## Aim of the task
Locate the string "this" in the records below. Copy every line where it occurs.

## Begin Material supplied

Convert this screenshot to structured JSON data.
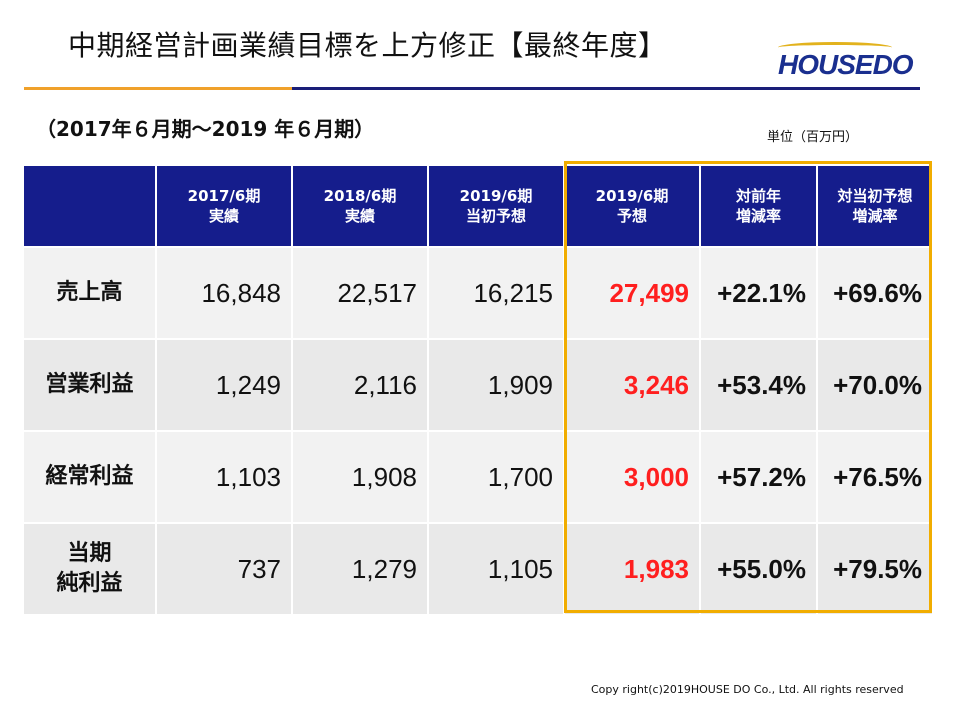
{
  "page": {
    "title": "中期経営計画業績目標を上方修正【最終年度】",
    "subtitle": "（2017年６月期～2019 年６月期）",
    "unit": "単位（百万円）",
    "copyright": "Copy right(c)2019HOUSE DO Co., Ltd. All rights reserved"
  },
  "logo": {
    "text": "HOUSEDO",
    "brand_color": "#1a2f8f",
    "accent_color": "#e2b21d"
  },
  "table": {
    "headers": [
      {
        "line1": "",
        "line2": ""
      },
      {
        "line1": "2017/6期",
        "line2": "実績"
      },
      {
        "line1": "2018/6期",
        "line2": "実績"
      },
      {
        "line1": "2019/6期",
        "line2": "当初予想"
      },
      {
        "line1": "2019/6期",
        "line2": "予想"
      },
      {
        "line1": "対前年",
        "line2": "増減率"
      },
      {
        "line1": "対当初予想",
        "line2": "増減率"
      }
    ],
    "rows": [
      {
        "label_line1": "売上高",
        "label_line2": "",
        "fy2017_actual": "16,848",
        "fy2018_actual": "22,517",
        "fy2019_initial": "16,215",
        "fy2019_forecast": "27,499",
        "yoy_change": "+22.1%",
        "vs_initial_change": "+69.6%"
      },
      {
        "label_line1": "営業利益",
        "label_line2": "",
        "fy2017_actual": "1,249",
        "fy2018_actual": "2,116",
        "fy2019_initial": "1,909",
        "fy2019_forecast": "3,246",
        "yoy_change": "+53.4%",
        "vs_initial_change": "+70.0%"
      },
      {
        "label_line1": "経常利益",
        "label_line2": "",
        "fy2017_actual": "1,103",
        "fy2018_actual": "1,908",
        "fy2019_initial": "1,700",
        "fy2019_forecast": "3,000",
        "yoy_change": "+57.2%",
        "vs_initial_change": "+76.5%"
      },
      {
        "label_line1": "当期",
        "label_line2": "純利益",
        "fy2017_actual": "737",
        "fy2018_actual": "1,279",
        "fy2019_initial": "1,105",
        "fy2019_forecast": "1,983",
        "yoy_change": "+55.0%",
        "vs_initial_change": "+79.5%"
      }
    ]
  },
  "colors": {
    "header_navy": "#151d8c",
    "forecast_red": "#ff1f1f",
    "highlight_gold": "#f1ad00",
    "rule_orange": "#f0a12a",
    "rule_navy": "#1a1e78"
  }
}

## End Material supplied
## Begin Material supplied

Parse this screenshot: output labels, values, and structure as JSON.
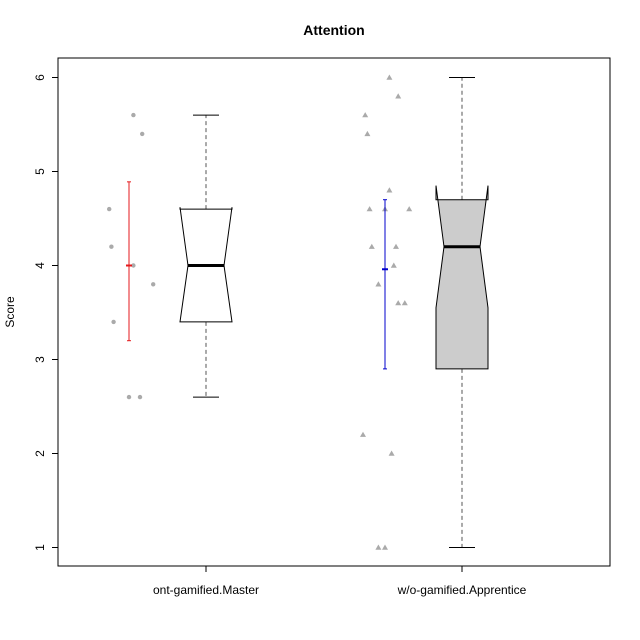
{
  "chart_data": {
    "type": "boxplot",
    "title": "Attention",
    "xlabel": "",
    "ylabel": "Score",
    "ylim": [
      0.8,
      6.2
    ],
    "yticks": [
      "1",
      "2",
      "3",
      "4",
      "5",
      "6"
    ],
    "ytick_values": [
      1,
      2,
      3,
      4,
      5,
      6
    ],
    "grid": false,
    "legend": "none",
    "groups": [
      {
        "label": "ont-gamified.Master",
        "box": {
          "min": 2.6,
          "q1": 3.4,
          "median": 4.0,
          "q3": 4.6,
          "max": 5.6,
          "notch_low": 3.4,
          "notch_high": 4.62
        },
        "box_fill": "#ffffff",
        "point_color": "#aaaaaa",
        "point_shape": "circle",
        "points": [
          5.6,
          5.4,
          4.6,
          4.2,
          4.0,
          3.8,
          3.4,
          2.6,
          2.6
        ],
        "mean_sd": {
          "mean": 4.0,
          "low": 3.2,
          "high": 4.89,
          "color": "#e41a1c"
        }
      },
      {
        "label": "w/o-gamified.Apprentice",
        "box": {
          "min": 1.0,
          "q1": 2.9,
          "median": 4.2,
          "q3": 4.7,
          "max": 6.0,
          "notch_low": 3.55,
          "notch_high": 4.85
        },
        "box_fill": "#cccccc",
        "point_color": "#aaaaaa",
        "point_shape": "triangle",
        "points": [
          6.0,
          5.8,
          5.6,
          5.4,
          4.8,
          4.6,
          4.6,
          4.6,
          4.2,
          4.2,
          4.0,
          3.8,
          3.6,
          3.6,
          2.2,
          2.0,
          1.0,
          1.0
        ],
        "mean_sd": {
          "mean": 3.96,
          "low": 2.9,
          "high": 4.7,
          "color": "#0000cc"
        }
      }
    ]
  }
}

## End Material supplied

## The completed task
Convert this screenshot to structured JSON data.
Parse this screenshot: output labels, values, and structure as JSON.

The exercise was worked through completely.